Quote all entries exactly, leaving pictures aside.

--- Start EXTRACTED DATA ---

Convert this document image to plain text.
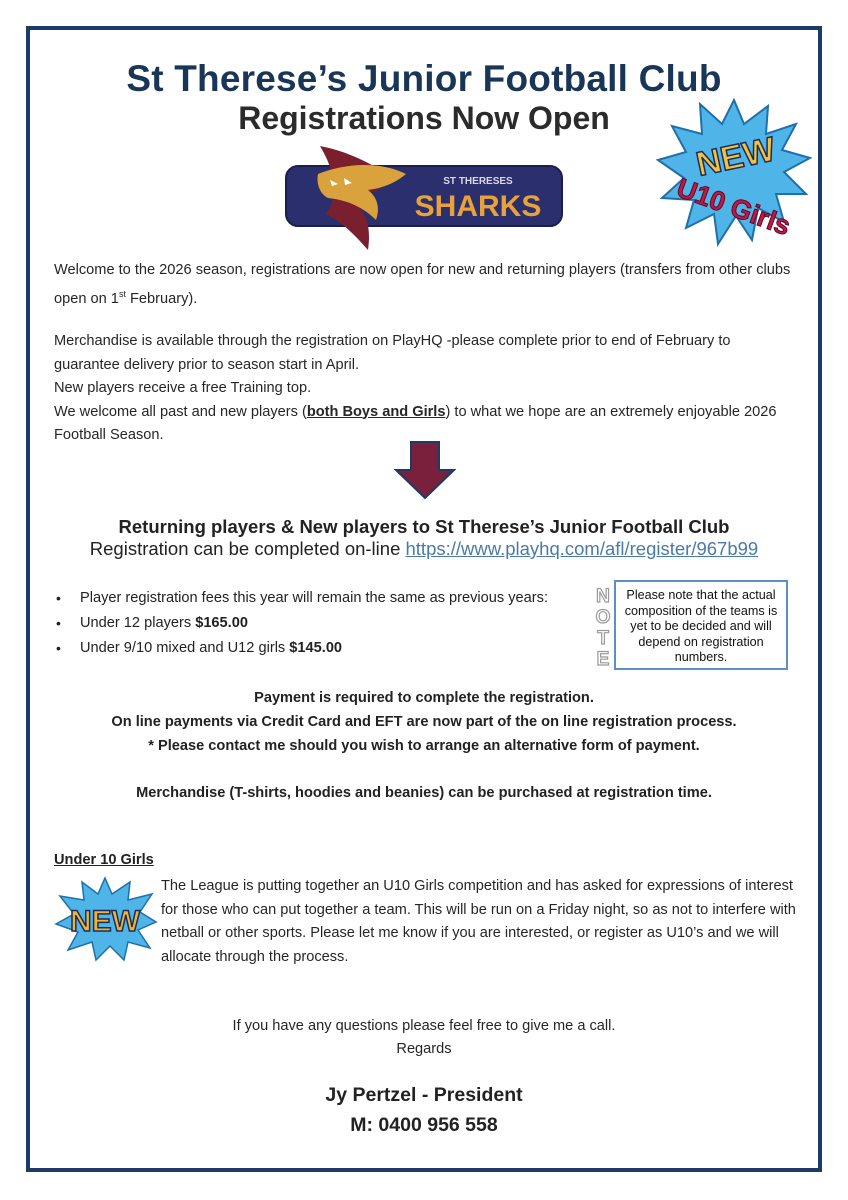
St Therese’s Junior Football Club
Registrations Now Open
ST THERESES
SHARKS
NEW
U10 Girls

Welcome to the 2026 season, registrations are now open for new and returning players (transfers from other clubs open on 1st February).

Merchandise is available through the registration on PlayHQ -please complete prior to end of February to guarantee delivery prior to season start in April.

New players receive a free Training top.

We welcome all past and new players (both Boys and Girls) to what we hope are an extremely enjoyable 2026 Football Season.

Returning players & New players to St Therese’s Junior Football Club
Registration can be completed on-line https://www.playhq.com/afl/register/967b99
• Player registration fees this year will remain the same as previous years:
• Under 12 players $165.00
• Under 9/10 mixed and U12 girls $145.00
N
O
T
E
Please note that the actual composition of the teams is yet to be decided and will depend on registration numbers.
Payment is required to complete the registration.
On line payments via Credit Card and EFT are now part of the on line registration process.
* Please contact me should you wish to arrange an alternative form of payment.
Merchandise (T-shirts, hoodies and beanies) can be purchased at registration time.
Under 10 Girls
NEW
The League is putting together an U10 Girls competition and has asked for expressions of interest for those who can put together a team. This will be run on a Friday night, so as not to interfere with netball or other sports. Please let me know if you are interested, or register as U10’s and we will allocate through the process.
If you have any questions please feel free to give me a call.
Regards
Jy Pertzel - President
M: 0400 956 558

--- End EXTRACTED DATA ---

◆ RIGHT ANSWER
Convert this document image to plain text.
St Therese’s Junior Football Club
Registrations Now Open
ST THERESES
SHARKS
NEW
U10 Girls

Welcome to the 2026 season, registrations are now open for new and returning players (transfers from other clubs open on 1st February).

Merchandise is available through the registration on PlayHQ -please complete prior to end of February to guarantee delivery prior to season start in April.

New players receive a free Training top.

We welcome all past and new players (both Boys and Girls) to what we hope are an extremely enjoyable 2026 Football Season.

Returning players & New players to St Therese’s Junior Football Club
Registration can be completed on-line https://www.playhq.com/afl/register/967b99
• Player registration fees this year will remain the same as previous years:
• Under 12 players $165.00
• Under 9/10 mixed and U12 girls $145.00
N
O
T
E
Please note that the actual composition of the teams is yet to be decided and will depend on registration numbers.
Payment is required to complete the registration.
On line payments via Credit Card and EFT are now part of the on line registration process.
* Please contact me should you wish to arrange an alternative form of payment.
Merchandise (T-shirts, hoodies and beanies) can be purchased at registration time.
Under 10 Girls
NEW
The League is putting together an U10 Girls competition and has asked for expressions of interest for those who can put together a team. This will be run on a Friday night, so as not to interfere with netball or other sports. Please let me know if you are interested, or register as U10’s and we will allocate through the process.
If you have any questions please feel free to give me a call.
Regards
Jy Pertzel - President
M: 0400 956 558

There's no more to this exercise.